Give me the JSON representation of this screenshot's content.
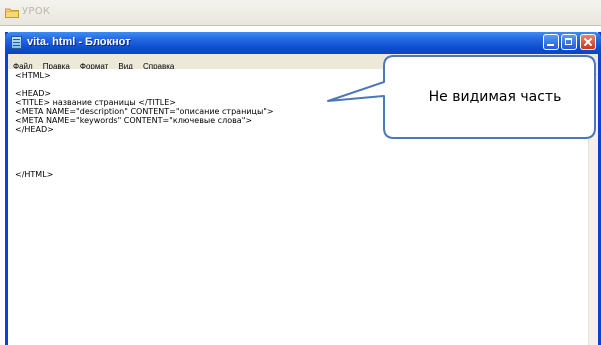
{
  "outer": {
    "title": "УРОК",
    "folder_icon": "folder-icon"
  },
  "window": {
    "title": "vita. html - Блокнот",
    "app_icon": "notepad-icon",
    "controls": [
      "minimize-icon",
      "maximize-icon",
      "close-icon"
    ]
  },
  "menu": {
    "items": [
      {
        "label": "Файл"
      },
      {
        "label": "Правка"
      },
      {
        "label": "Формат"
      },
      {
        "label": "Вид"
      },
      {
        "label": "Справка"
      }
    ]
  },
  "editor": {
    "lines": [
      "<HTML>",
      "",
      "<HEAD>",
      "<TITLE> название страницы </TITLE>",
      "<META NAME=\"description\" CONTENT=\"описание страницы\">",
      "<META NAME=\"keywords\" CONTENT=\"ключевые слова\">",
      "</HEAD>",
      "",
      "",
      "",
      "</HTML>"
    ]
  },
  "callout": {
    "text": "Не видимая часть"
  },
  "colors": {
    "titlebar": "#0b46c2",
    "border": "#0a3fd8",
    "callout_border": "#4a78b8"
  }
}
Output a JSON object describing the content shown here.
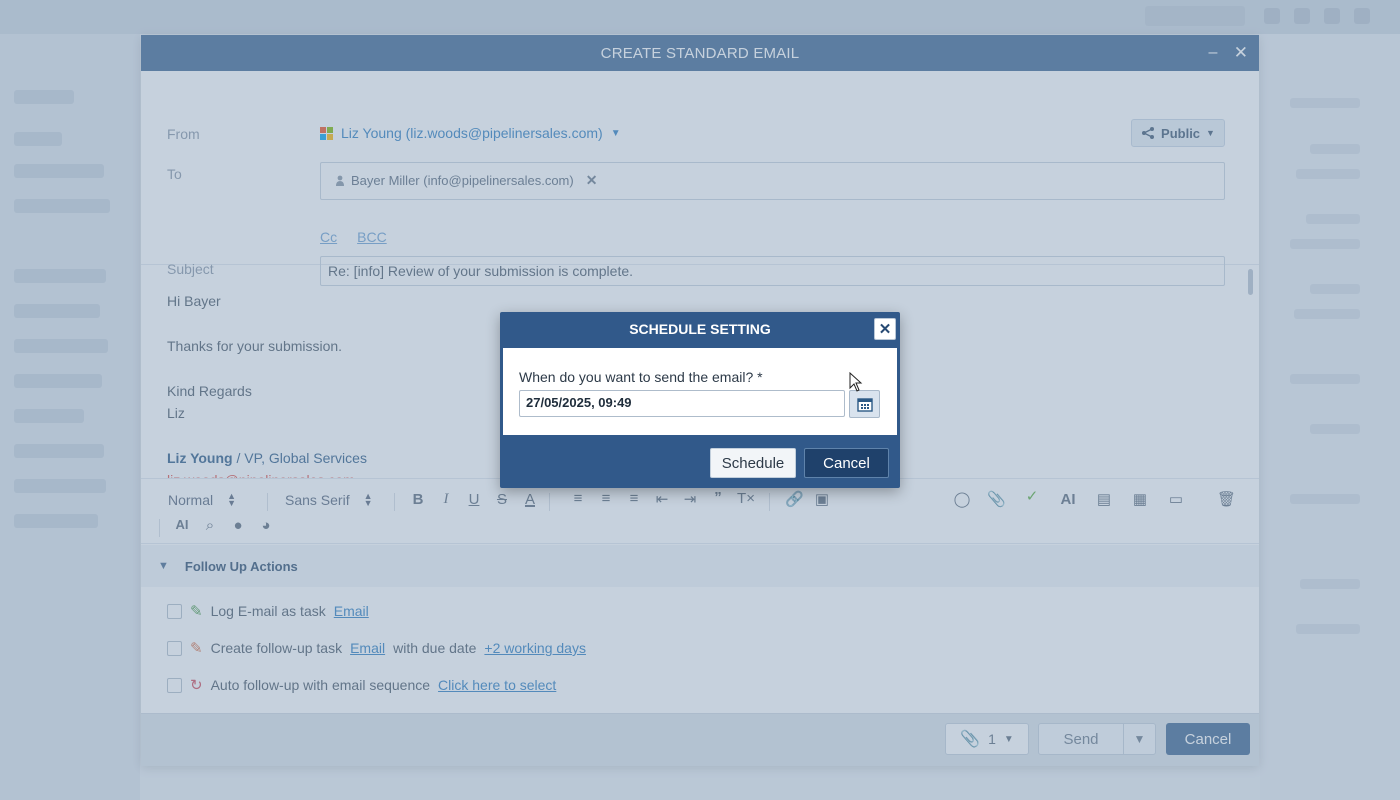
{
  "email": {
    "window_title": "CREATE STANDARD EMAIL",
    "from_label": "From",
    "from_value": "Liz Young (liz.woods@pipelinersales.com)",
    "public_label": "Public",
    "to_label": "To",
    "recipient": "Bayer Miller (info@pipelinersales.com)",
    "cc_label": "Cc",
    "bcc_label": "BCC",
    "subject_label": "Subject",
    "subject_value": "Re: [info] Review of your submission is complete.",
    "body": {
      "greeting": "Hi Bayer",
      "line1": "Thanks for your submission.",
      "closing": "Kind Regards",
      "signoff": "Liz",
      "sig_name": "Liz Young",
      "sig_sep": " / ",
      "sig_role": "VP, Global Services",
      "sig_email": "liz.woods@pipelinersales.com"
    },
    "toolbar": {
      "paragraph_style": "Normal",
      "font": "Sans Serif"
    },
    "followup": {
      "header": "Follow Up Actions",
      "items": [
        {
          "text": "Log E-mail as task",
          "link": "Email"
        },
        {
          "text": "Create follow-up task",
          "link": "Email",
          "middle": "with due date",
          "link2": "+2 working days"
        },
        {
          "text": "Auto follow-up with email sequence",
          "link": "Click here to select"
        }
      ]
    },
    "footer": {
      "attachments_count": "1",
      "send_label": "Send",
      "cancel_label": "Cancel"
    }
  },
  "modal": {
    "title": "SCHEDULE SETTING",
    "question": "When do you want to send the email? *",
    "date_value": "27/05/2025, 09:49",
    "schedule_label": "Schedule",
    "cancel_label": "Cancel"
  },
  "colors": {
    "primary": "#3e6792",
    "modal_header": "#31598a",
    "link": "#2f7fc1",
    "overlay": "#809ab4"
  }
}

## What to do
In the listing above, count each line that holds the string "icon". Give the number only.

## The solution
5